→ WHAT THIS TASK INVOLVES
Write out the listing in full, matching it word for word.
━━━━
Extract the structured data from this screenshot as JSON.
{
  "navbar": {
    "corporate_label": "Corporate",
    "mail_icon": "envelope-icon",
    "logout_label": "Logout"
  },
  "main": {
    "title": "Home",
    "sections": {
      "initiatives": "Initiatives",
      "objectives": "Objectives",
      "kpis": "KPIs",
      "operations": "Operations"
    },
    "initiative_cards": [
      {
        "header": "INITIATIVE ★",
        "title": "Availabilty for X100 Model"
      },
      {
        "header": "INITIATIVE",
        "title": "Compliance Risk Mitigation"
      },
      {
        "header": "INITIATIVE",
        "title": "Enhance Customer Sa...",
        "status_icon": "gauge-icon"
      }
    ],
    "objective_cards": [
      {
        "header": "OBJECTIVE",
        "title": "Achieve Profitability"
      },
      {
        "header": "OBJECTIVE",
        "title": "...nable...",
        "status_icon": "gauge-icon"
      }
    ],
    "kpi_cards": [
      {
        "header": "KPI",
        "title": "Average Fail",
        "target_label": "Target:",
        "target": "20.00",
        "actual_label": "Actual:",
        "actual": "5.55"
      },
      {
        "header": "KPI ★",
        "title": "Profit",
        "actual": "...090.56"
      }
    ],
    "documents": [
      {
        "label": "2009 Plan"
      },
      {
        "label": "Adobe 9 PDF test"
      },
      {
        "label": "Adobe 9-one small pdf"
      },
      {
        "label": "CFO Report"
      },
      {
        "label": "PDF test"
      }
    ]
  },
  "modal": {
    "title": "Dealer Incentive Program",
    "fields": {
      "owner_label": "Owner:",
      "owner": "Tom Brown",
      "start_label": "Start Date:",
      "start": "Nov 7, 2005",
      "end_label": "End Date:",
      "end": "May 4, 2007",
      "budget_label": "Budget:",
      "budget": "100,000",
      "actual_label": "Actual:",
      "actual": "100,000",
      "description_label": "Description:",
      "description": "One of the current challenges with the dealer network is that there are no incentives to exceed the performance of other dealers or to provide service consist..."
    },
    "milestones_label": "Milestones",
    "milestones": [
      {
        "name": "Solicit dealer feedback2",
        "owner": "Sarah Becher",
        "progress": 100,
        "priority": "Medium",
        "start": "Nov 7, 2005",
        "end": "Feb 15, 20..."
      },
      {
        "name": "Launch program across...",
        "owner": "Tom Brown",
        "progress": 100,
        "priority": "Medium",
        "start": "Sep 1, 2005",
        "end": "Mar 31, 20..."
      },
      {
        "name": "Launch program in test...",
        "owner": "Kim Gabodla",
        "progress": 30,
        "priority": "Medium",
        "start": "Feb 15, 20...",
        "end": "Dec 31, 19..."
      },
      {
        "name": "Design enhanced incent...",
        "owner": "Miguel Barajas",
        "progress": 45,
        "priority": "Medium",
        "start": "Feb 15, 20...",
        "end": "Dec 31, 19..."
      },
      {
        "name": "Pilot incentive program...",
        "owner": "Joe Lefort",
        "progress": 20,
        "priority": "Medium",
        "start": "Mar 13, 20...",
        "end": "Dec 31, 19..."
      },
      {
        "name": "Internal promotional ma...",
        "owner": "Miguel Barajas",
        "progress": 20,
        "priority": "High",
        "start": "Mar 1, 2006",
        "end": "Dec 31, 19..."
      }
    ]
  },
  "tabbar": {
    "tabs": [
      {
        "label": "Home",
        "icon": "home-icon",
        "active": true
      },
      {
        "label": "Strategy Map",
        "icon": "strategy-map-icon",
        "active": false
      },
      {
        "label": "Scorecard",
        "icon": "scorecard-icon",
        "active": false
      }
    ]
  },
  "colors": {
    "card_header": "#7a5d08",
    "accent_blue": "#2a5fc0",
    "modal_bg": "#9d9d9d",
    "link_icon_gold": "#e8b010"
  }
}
━━━━
→ IN RESPONSE
Extract the structured data from this screenshot as JSON.
{
  "navbar": {
    "corporate_label": "Corporate",
    "mail_icon": "envelope-icon",
    "logout_label": "Logout"
  },
  "main": {
    "title": "Home",
    "sections": {
      "initiatives": "Initiatives",
      "objectives": "Objectives",
      "kpis": "KPIs",
      "operations": "Operations"
    },
    "initiative_cards": [
      {
        "header": "INITIATIVE ★",
        "title": "Availabilty for X100 Model"
      },
      {
        "header": "INITIATIVE",
        "title": "Compliance Risk Mitigation"
      },
      {
        "header": "INITIATIVE",
        "title": "Enhance Customer Sa...",
        "status_icon": "gauge-icon"
      }
    ],
    "objective_cards": [
      {
        "header": "OBJECTIVE",
        "title": "Achieve Profitability"
      },
      {
        "header": "OBJECTIVE",
        "title": "...nable...",
        "status_icon": "gauge-icon"
      }
    ],
    "kpi_cards": [
      {
        "header": "KPI",
        "title": "Average Fail",
        "target_label": "Target:",
        "target": "20.00",
        "actual_label": "Actual:",
        "actual": "5.55"
      },
      {
        "header": "KPI ★",
        "title": "Profit",
        "actual": "...090.56"
      }
    ],
    "documents": [
      {
        "label": "2009 Plan"
      },
      {
        "label": "Adobe 9 PDF test"
      },
      {
        "label": "Adobe 9-one small pdf"
      },
      {
        "label": "CFO Report"
      },
      {
        "label": "PDF test"
      }
    ]
  },
  "modal": {
    "title": "Dealer Incentive Program",
    "fields": {
      "owner_label": "Owner:",
      "owner": "Tom Brown",
      "start_label": "Start Date:",
      "start": "Nov 7, 2005",
      "end_label": "End Date:",
      "end": "May 4, 2007",
      "budget_label": "Budget:",
      "budget": "100,000",
      "actual_label": "Actual:",
      "actual": "100,000",
      "description_label": "Description:",
      "description": "One of the current challenges with the dealer network is that there are no incentives to exceed the performance of other dealers or to provide service consist..."
    },
    "milestones_label": "Milestones",
    "milestones": [
      {
        "name": "Solicit dealer feedback2",
        "owner": "Sarah Becher",
        "progress": 100,
        "priority": "Medium",
        "start": "Nov 7, 2005",
        "end": "Feb 15, 20..."
      },
      {
        "name": "Launch program across...",
        "owner": "Tom Brown",
        "progress": 100,
        "priority": "Medium",
        "start": "Sep 1, 2005",
        "end": "Mar 31, 20..."
      },
      {
        "name": "Launch program in test...",
        "owner": "Kim Gabodla",
        "progress": 30,
        "priority": "Medium",
        "start": "Feb 15, 20...",
        "end": "Dec 31, 19..."
      },
      {
        "name": "Design enhanced incent...",
        "owner": "Miguel Barajas",
        "progress": 45,
        "priority": "Medium",
        "start": "Feb 15, 20...",
        "end": "Dec 31, 19..."
      },
      {
        "name": "Pilot incentive program...",
        "owner": "Joe Lefort",
        "progress": 20,
        "priority": "Medium",
        "start": "Mar 13, 20...",
        "end": "Dec 31, 19..."
      },
      {
        "name": "Internal promotional ma...",
        "owner": "Miguel Barajas",
        "progress": 20,
        "priority": "High",
        "start": "Mar 1, 2006",
        "end": "Dec 31, 19..."
      }
    ]
  },
  "tabbar": {
    "tabs": [
      {
        "label": "Home",
        "icon": "home-icon",
        "active": true
      },
      {
        "label": "Strategy Map",
        "icon": "strategy-map-icon",
        "active": false
      },
      {
        "label": "Scorecard",
        "icon": "scorecard-icon",
        "active": false
      }
    ]
  },
  "colors": {
    "card_header": "#7a5d08",
    "accent_blue": "#2a5fc0",
    "modal_bg": "#9d9d9d",
    "link_icon_gold": "#e8b010"
  }
}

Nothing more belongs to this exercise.